-------- Information given
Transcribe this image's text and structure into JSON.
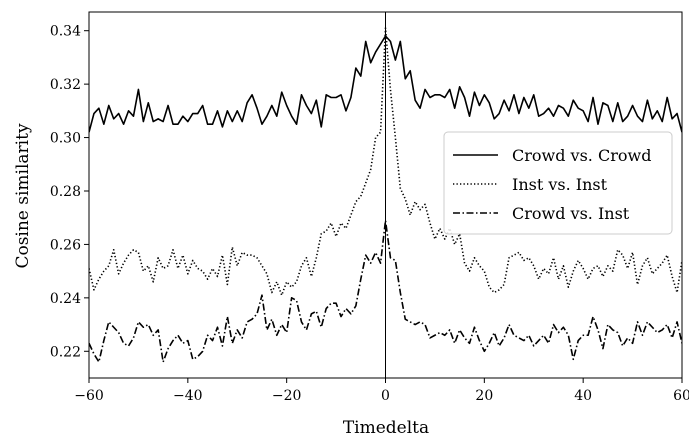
{
  "chart_data": {
    "type": "line",
    "title": "",
    "xlabel": "Timedelta",
    "ylabel": "Cosine similarity",
    "xlim": [
      -60,
      60
    ],
    "ylim": [
      0.21,
      0.347
    ],
    "xticks": [
      -60,
      -40,
      -20,
      0,
      20,
      40,
      60
    ],
    "xtick_labels": [
      "−60",
      "−40",
      "−20",
      "0",
      "20",
      "40",
      "60"
    ],
    "yticks": [
      0.22,
      0.24,
      0.26,
      0.28,
      0.3,
      0.32,
      0.34
    ],
    "ytick_labels": [
      "0.22",
      "0.24",
      "0.26",
      "0.28",
      "0.30",
      "0.32",
      "0.34"
    ],
    "vertical_line_x": 0,
    "grid": false,
    "legend_position": "right",
    "x": [
      -60,
      -59,
      -58,
      -57,
      -56,
      -55,
      -54,
      -53,
      -52,
      -51,
      -50,
      -49,
      -48,
      -47,
      -46,
      -45,
      -44,
      -43,
      -42,
      -41,
      -40,
      -39,
      -38,
      -37,
      -36,
      -35,
      -34,
      -33,
      -32,
      -31,
      -30,
      -29,
      -28,
      -27,
      -26,
      -25,
      -24,
      -23,
      -22,
      -21,
      -20,
      -19,
      -18,
      -17,
      -16,
      -15,
      -14,
      -13,
      -12,
      -11,
      -10,
      -9,
      -8,
      -7,
      -6,
      -5,
      -4,
      -3,
      -2,
      -1,
      0,
      1,
      2,
      3,
      4,
      5,
      6,
      7,
      8,
      9,
      10,
      11,
      12,
      13,
      14,
      15,
      16,
      17,
      18,
      19,
      20,
      21,
      22,
      23,
      24,
      25,
      26,
      27,
      28,
      29,
      30,
      31,
      32,
      33,
      34,
      35,
      36,
      37,
      38,
      39,
      40,
      41,
      42,
      43,
      44,
      45,
      46,
      47,
      48,
      49,
      50,
      51,
      52,
      53,
      54,
      55,
      56,
      57,
      58,
      59,
      60
    ],
    "series": [
      {
        "name": "Crowd vs. Crowd",
        "style": "solid",
        "values": [
          0.302,
          0.309,
          0.311,
          0.305,
          0.312,
          0.307,
          0.309,
          0.305,
          0.31,
          0.308,
          0.318,
          0.306,
          0.313,
          0.306,
          0.307,
          0.306,
          0.312,
          0.305,
          0.305,
          0.308,
          0.306,
          0.309,
          0.309,
          0.312,
          0.305,
          0.305,
          0.31,
          0.304,
          0.31,
          0.306,
          0.31,
          0.306,
          0.313,
          0.316,
          0.311,
          0.305,
          0.308,
          0.312,
          0.308,
          0.317,
          0.312,
          0.308,
          0.305,
          0.316,
          0.312,
          0.309,
          0.314,
          0.304,
          0.316,
          0.315,
          0.315,
          0.316,
          0.31,
          0.315,
          0.326,
          0.323,
          0.336,
          0.328,
          0.332,
          0.335,
          0.338,
          0.336,
          0.329,
          0.336,
          0.322,
          0.325,
          0.314,
          0.311,
          0.318,
          0.315,
          0.316,
          0.316,
          0.315,
          0.318,
          0.311,
          0.319,
          0.315,
          0.308,
          0.317,
          0.312,
          0.316,
          0.313,
          0.307,
          0.309,
          0.314,
          0.31,
          0.316,
          0.309,
          0.315,
          0.311,
          0.316,
          0.308,
          0.309,
          0.311,
          0.308,
          0.312,
          0.311,
          0.308,
          0.314,
          0.311,
          0.31,
          0.306,
          0.315,
          0.305,
          0.313,
          0.312,
          0.306,
          0.313,
          0.306,
          0.308,
          0.312,
          0.308,
          0.306,
          0.314,
          0.307,
          0.31,
          0.306,
          0.315,
          0.307,
          0.309,
          0.302
        ]
      },
      {
        "name": "Inst vs. Inst",
        "style": "dotted",
        "values": [
          0.251,
          0.243,
          0.247,
          0.25,
          0.252,
          0.258,
          0.249,
          0.253,
          0.256,
          0.258,
          0.257,
          0.25,
          0.252,
          0.246,
          0.255,
          0.251,
          0.252,
          0.258,
          0.251,
          0.256,
          0.249,
          0.254,
          0.251,
          0.25,
          0.247,
          0.251,
          0.248,
          0.256,
          0.245,
          0.259,
          0.252,
          0.257,
          0.256,
          0.256,
          0.255,
          0.252,
          0.249,
          0.242,
          0.246,
          0.241,
          0.246,
          0.244,
          0.246,
          0.252,
          0.255,
          0.248,
          0.255,
          0.264,
          0.265,
          0.268,
          0.263,
          0.268,
          0.266,
          0.271,
          0.276,
          0.278,
          0.283,
          0.288,
          0.3,
          0.302,
          0.341,
          0.318,
          0.3,
          0.281,
          0.277,
          0.271,
          0.276,
          0.273,
          0.275,
          0.268,
          0.262,
          0.266,
          0.262,
          0.266,
          0.26,
          0.264,
          0.253,
          0.25,
          0.255,
          0.252,
          0.25,
          0.244,
          0.242,
          0.243,
          0.245,
          0.255,
          0.256,
          0.257,
          0.254,
          0.255,
          0.252,
          0.247,
          0.251,
          0.249,
          0.255,
          0.247,
          0.252,
          0.244,
          0.25,
          0.254,
          0.251,
          0.247,
          0.251,
          0.252,
          0.248,
          0.252,
          0.25,
          0.258,
          0.256,
          0.251,
          0.257,
          0.245,
          0.252,
          0.255,
          0.249,
          0.251,
          0.253,
          0.256,
          0.248,
          0.242,
          0.254
        ]
      },
      {
        "name": "Crowd vs. Inst",
        "style": "dashdot",
        "values": [
          0.223,
          0.219,
          0.216,
          0.224,
          0.231,
          0.229,
          0.227,
          0.223,
          0.222,
          0.225,
          0.231,
          0.229,
          0.23,
          0.226,
          0.228,
          0.216,
          0.221,
          0.224,
          0.226,
          0.223,
          0.224,
          0.217,
          0.218,
          0.22,
          0.226,
          0.224,
          0.229,
          0.222,
          0.233,
          0.223,
          0.228,
          0.225,
          0.231,
          0.232,
          0.234,
          0.241,
          0.228,
          0.232,
          0.226,
          0.23,
          0.227,
          0.24,
          0.239,
          0.231,
          0.228,
          0.234,
          0.235,
          0.229,
          0.236,
          0.238,
          0.238,
          0.233,
          0.236,
          0.234,
          0.237,
          0.247,
          0.256,
          0.253,
          0.257,
          0.253,
          0.269,
          0.255,
          0.254,
          0.242,
          0.232,
          0.231,
          0.23,
          0.231,
          0.23,
          0.225,
          0.226,
          0.227,
          0.226,
          0.228,
          0.223,
          0.228,
          0.225,
          0.223,
          0.229,
          0.224,
          0.22,
          0.223,
          0.227,
          0.222,
          0.225,
          0.23,
          0.226,
          0.225,
          0.224,
          0.226,
          0.222,
          0.224,
          0.226,
          0.223,
          0.23,
          0.227,
          0.229,
          0.226,
          0.217,
          0.224,
          0.226,
          0.226,
          0.233,
          0.228,
          0.221,
          0.23,
          0.228,
          0.227,
          0.222,
          0.225,
          0.223,
          0.231,
          0.226,
          0.231,
          0.229,
          0.227,
          0.228,
          0.23,
          0.225,
          0.231,
          0.223
        ]
      }
    ]
  }
}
----------------
Working from the lines above, reproduce the material exactly and exclude its pictures.

Transcribe this image's text and structure into JSON.
{
  "chart_data": {
    "type": "line",
    "title": "",
    "xlabel": "Timedelta",
    "ylabel": "Cosine similarity",
    "xlim": [
      -60,
      60
    ],
    "ylim": [
      0.21,
      0.347
    ],
    "xticks": [
      -60,
      -40,
      -20,
      0,
      20,
      40,
      60
    ],
    "xtick_labels": [
      "−60",
      "−40",
      "−20",
      "0",
      "20",
      "40",
      "60"
    ],
    "yticks": [
      0.22,
      0.24,
      0.26,
      0.28,
      0.3,
      0.32,
      0.34
    ],
    "ytick_labels": [
      "0.22",
      "0.24",
      "0.26",
      "0.28",
      "0.30",
      "0.32",
      "0.34"
    ],
    "vertical_line_x": 0,
    "grid": false,
    "legend_position": "right",
    "x": [
      -60,
      -59,
      -58,
      -57,
      -56,
      -55,
      -54,
      -53,
      -52,
      -51,
      -50,
      -49,
      -48,
      -47,
      -46,
      -45,
      -44,
      -43,
      -42,
      -41,
      -40,
      -39,
      -38,
      -37,
      -36,
      -35,
      -34,
      -33,
      -32,
      -31,
      -30,
      -29,
      -28,
      -27,
      -26,
      -25,
      -24,
      -23,
      -22,
      -21,
      -20,
      -19,
      -18,
      -17,
      -16,
      -15,
      -14,
      -13,
      -12,
      -11,
      -10,
      -9,
      -8,
      -7,
      -6,
      -5,
      -4,
      -3,
      -2,
      -1,
      0,
      1,
      2,
      3,
      4,
      5,
      6,
      7,
      8,
      9,
      10,
      11,
      12,
      13,
      14,
      15,
      16,
      17,
      18,
      19,
      20,
      21,
      22,
      23,
      24,
      25,
      26,
      27,
      28,
      29,
      30,
      31,
      32,
      33,
      34,
      35,
      36,
      37,
      38,
      39,
      40,
      41,
      42,
      43,
      44,
      45,
      46,
      47,
      48,
      49,
      50,
      51,
      52,
      53,
      54,
      55,
      56,
      57,
      58,
      59,
      60
    ],
    "series": [
      {
        "name": "Crowd vs. Crowd",
        "style": "solid",
        "values": [
          0.302,
          0.309,
          0.311,
          0.305,
          0.312,
          0.307,
          0.309,
          0.305,
          0.31,
          0.308,
          0.318,
          0.306,
          0.313,
          0.306,
          0.307,
          0.306,
          0.312,
          0.305,
          0.305,
          0.308,
          0.306,
          0.309,
          0.309,
          0.312,
          0.305,
          0.305,
          0.31,
          0.304,
          0.31,
          0.306,
          0.31,
          0.306,
          0.313,
          0.316,
          0.311,
          0.305,
          0.308,
          0.312,
          0.308,
          0.317,
          0.312,
          0.308,
          0.305,
          0.316,
          0.312,
          0.309,
          0.314,
          0.304,
          0.316,
          0.315,
          0.315,
          0.316,
          0.31,
          0.315,
          0.326,
          0.323,
          0.336,
          0.328,
          0.332,
          0.335,
          0.338,
          0.336,
          0.329,
          0.336,
          0.322,
          0.325,
          0.314,
          0.311,
          0.318,
          0.315,
          0.316,
          0.316,
          0.315,
          0.318,
          0.311,
          0.319,
          0.315,
          0.308,
          0.317,
          0.312,
          0.316,
          0.313,
          0.307,
          0.309,
          0.314,
          0.31,
          0.316,
          0.309,
          0.315,
          0.311,
          0.316,
          0.308,
          0.309,
          0.311,
          0.308,
          0.312,
          0.311,
          0.308,
          0.314,
          0.311,
          0.31,
          0.306,
          0.315,
          0.305,
          0.313,
          0.312,
          0.306,
          0.313,
          0.306,
          0.308,
          0.312,
          0.308,
          0.306,
          0.314,
          0.307,
          0.31,
          0.306,
          0.315,
          0.307,
          0.309,
          0.302
        ]
      },
      {
        "name": "Inst vs. Inst",
        "style": "dotted",
        "values": [
          0.251,
          0.243,
          0.247,
          0.25,
          0.252,
          0.258,
          0.249,
          0.253,
          0.256,
          0.258,
          0.257,
          0.25,
          0.252,
          0.246,
          0.255,
          0.251,
          0.252,
          0.258,
          0.251,
          0.256,
          0.249,
          0.254,
          0.251,
          0.25,
          0.247,
          0.251,
          0.248,
          0.256,
          0.245,
          0.259,
          0.252,
          0.257,
          0.256,
          0.256,
          0.255,
          0.252,
          0.249,
          0.242,
          0.246,
          0.241,
          0.246,
          0.244,
          0.246,
          0.252,
          0.255,
          0.248,
          0.255,
          0.264,
          0.265,
          0.268,
          0.263,
          0.268,
          0.266,
          0.271,
          0.276,
          0.278,
          0.283,
          0.288,
          0.3,
          0.302,
          0.341,
          0.318,
          0.3,
          0.281,
          0.277,
          0.271,
          0.276,
          0.273,
          0.275,
          0.268,
          0.262,
          0.266,
          0.262,
          0.266,
          0.26,
          0.264,
          0.253,
          0.25,
          0.255,
          0.252,
          0.25,
          0.244,
          0.242,
          0.243,
          0.245,
          0.255,
          0.256,
          0.257,
          0.254,
          0.255,
          0.252,
          0.247,
          0.251,
          0.249,
          0.255,
          0.247,
          0.252,
          0.244,
          0.25,
          0.254,
          0.251,
          0.247,
          0.251,
          0.252,
          0.248,
          0.252,
          0.25,
          0.258,
          0.256,
          0.251,
          0.257,
          0.245,
          0.252,
          0.255,
          0.249,
          0.251,
          0.253,
          0.256,
          0.248,
          0.242,
          0.254
        ]
      },
      {
        "name": "Crowd vs. Inst",
        "style": "dashdot",
        "values": [
          0.223,
          0.219,
          0.216,
          0.224,
          0.231,
          0.229,
          0.227,
          0.223,
          0.222,
          0.225,
          0.231,
          0.229,
          0.23,
          0.226,
          0.228,
          0.216,
          0.221,
          0.224,
          0.226,
          0.223,
          0.224,
          0.217,
          0.218,
          0.22,
          0.226,
          0.224,
          0.229,
          0.222,
          0.233,
          0.223,
          0.228,
          0.225,
          0.231,
          0.232,
          0.234,
          0.241,
          0.228,
          0.232,
          0.226,
          0.23,
          0.227,
          0.24,
          0.239,
          0.231,
          0.228,
          0.234,
          0.235,
          0.229,
          0.236,
          0.238,
          0.238,
          0.233,
          0.236,
          0.234,
          0.237,
          0.247,
          0.256,
          0.253,
          0.257,
          0.253,
          0.269,
          0.255,
          0.254,
          0.242,
          0.232,
          0.231,
          0.23,
          0.231,
          0.23,
          0.225,
          0.226,
          0.227,
          0.226,
          0.228,
          0.223,
          0.228,
          0.225,
          0.223,
          0.229,
          0.224,
          0.22,
          0.223,
          0.227,
          0.222,
          0.225,
          0.23,
          0.226,
          0.225,
          0.224,
          0.226,
          0.222,
          0.224,
          0.226,
          0.223,
          0.23,
          0.227,
          0.229,
          0.226,
          0.217,
          0.224,
          0.226,
          0.226,
          0.233,
          0.228,
          0.221,
          0.23,
          0.228,
          0.227,
          0.222,
          0.225,
          0.223,
          0.231,
          0.226,
          0.231,
          0.229,
          0.227,
          0.228,
          0.23,
          0.225,
          0.231,
          0.223
        ]
      }
    ]
  }
}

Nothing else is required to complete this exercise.